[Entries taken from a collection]
start

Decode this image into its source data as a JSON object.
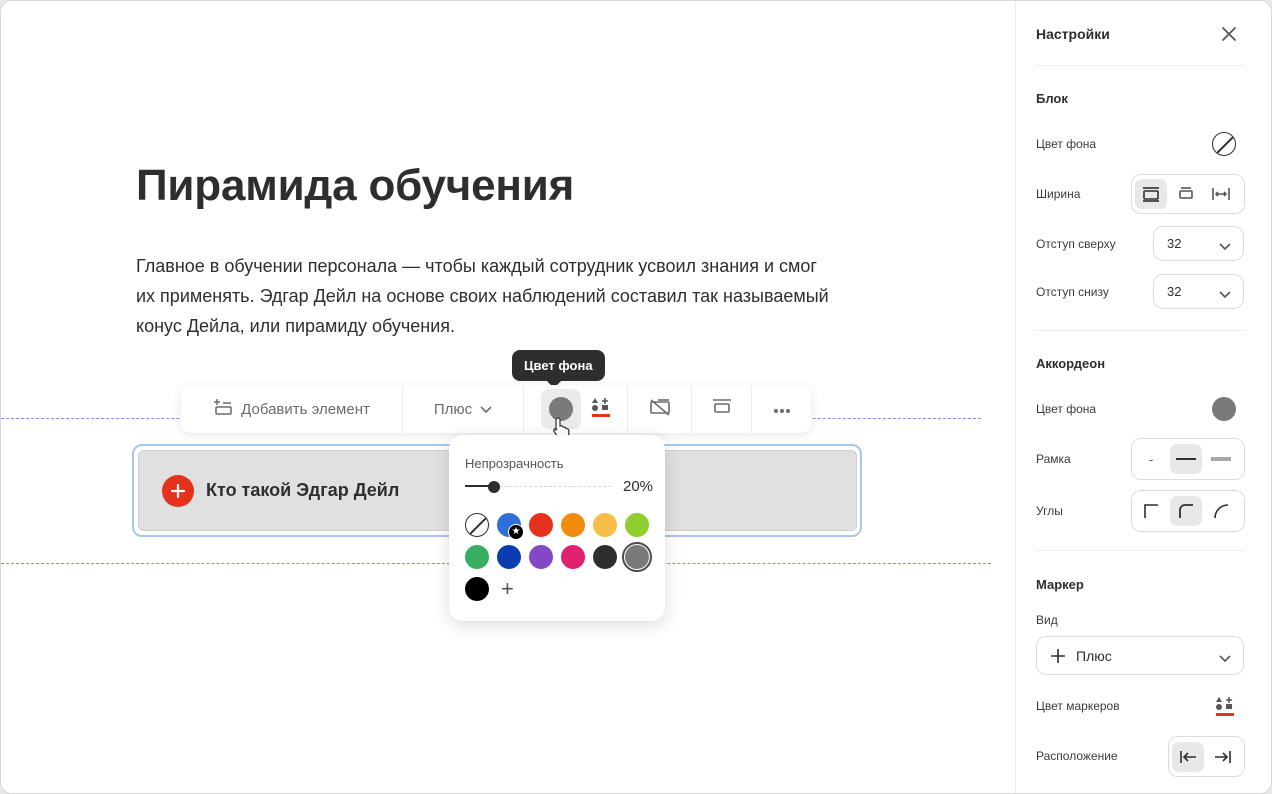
{
  "canvas": {
    "title": "Пирамида обучения",
    "paragraph": "Главное в обучении персонала — чтобы каждый сотрудник усвоил знания и смог их применять. Эдгар Дейл на основе своих наблюдений составил так называемый конус Дейла, или пирамиду обучения.",
    "accordion_title": "Кто такой Эдгар Дейл"
  },
  "toolbar": {
    "add_element_label": "Добавить элемент",
    "marker_type_label": "Плюс",
    "tooltip": "Цвет фона",
    "current_bg_color": "#7a7a7c"
  },
  "color_popover": {
    "opacity_label": "Непрозрачность",
    "opacity_value": "20%",
    "opacity_fraction": 0.2,
    "colors": [
      "none",
      "#2f6fdc",
      "#e5321c",
      "#f28c0f",
      "#f7bf4a",
      "#8ecf2e",
      "#38ae63",
      "#0a3db0",
      "#8447c6",
      "#e0216f",
      "#2e2e31",
      "#7a7a7c",
      "#000000"
    ],
    "selected_color": "#7a7a7c",
    "add_label": "+"
  },
  "sidebar": {
    "title": "Настройки",
    "block": {
      "section": "Блок",
      "bg_color_label": "Цвет фона",
      "width_label": "Ширина",
      "padding_top_label": "Отступ сверху",
      "padding_top_value": "32",
      "padding_bottom_label": "Отступ снизу",
      "padding_bottom_value": "32"
    },
    "accordion": {
      "section": "Аккордеон",
      "bg_color_label": "Цвет фона",
      "bg_color": "#7a7a7c",
      "border_label": "Рамка",
      "border_none": "-",
      "corners_label": "Углы"
    },
    "marker": {
      "section": "Маркер",
      "type_label": "Вид",
      "type_value": "Плюс",
      "color_label": "Цвет маркеров",
      "position_label": "Расположение"
    }
  },
  "colors": {
    "accent_red": "#e5321c",
    "selection_blue": "#a9c6ef",
    "guide_purple": "#8d87d6"
  }
}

end

● Problem statement:
Every line above should be returned word for word, with the pictures left behind.

● Answer in full:
Decode this image into its source data as a JSON object.
{
  "canvas": {
    "title": "Пирамида обучения",
    "paragraph": "Главное в обучении персонала — чтобы каждый сотрудник усвоил знания и смог их применять. Эдгар Дейл на основе своих наблюдений составил так называемый конус Дейла, или пирамиду обучения.",
    "accordion_title": "Кто такой Эдгар Дейл"
  },
  "toolbar": {
    "add_element_label": "Добавить элемент",
    "marker_type_label": "Плюс",
    "tooltip": "Цвет фона",
    "current_bg_color": "#7a7a7c"
  },
  "color_popover": {
    "opacity_label": "Непрозрачность",
    "opacity_value": "20%",
    "opacity_fraction": 0.2,
    "colors": [
      "none",
      "#2f6fdc",
      "#e5321c",
      "#f28c0f",
      "#f7bf4a",
      "#8ecf2e",
      "#38ae63",
      "#0a3db0",
      "#8447c6",
      "#e0216f",
      "#2e2e31",
      "#7a7a7c",
      "#000000"
    ],
    "selected_color": "#7a7a7c",
    "add_label": "+"
  },
  "sidebar": {
    "title": "Настройки",
    "block": {
      "section": "Блок",
      "bg_color_label": "Цвет фона",
      "width_label": "Ширина",
      "padding_top_label": "Отступ сверху",
      "padding_top_value": "32",
      "padding_bottom_label": "Отступ снизу",
      "padding_bottom_value": "32"
    },
    "accordion": {
      "section": "Аккордеон",
      "bg_color_label": "Цвет фона",
      "bg_color": "#7a7a7c",
      "border_label": "Рамка",
      "border_none": "-",
      "corners_label": "Углы"
    },
    "marker": {
      "section": "Маркер",
      "type_label": "Вид",
      "type_value": "Плюс",
      "color_label": "Цвет маркеров",
      "position_label": "Расположение"
    }
  },
  "colors": {
    "accent_red": "#e5321c",
    "selection_blue": "#a9c6ef",
    "guide_purple": "#8d87d6"
  }
}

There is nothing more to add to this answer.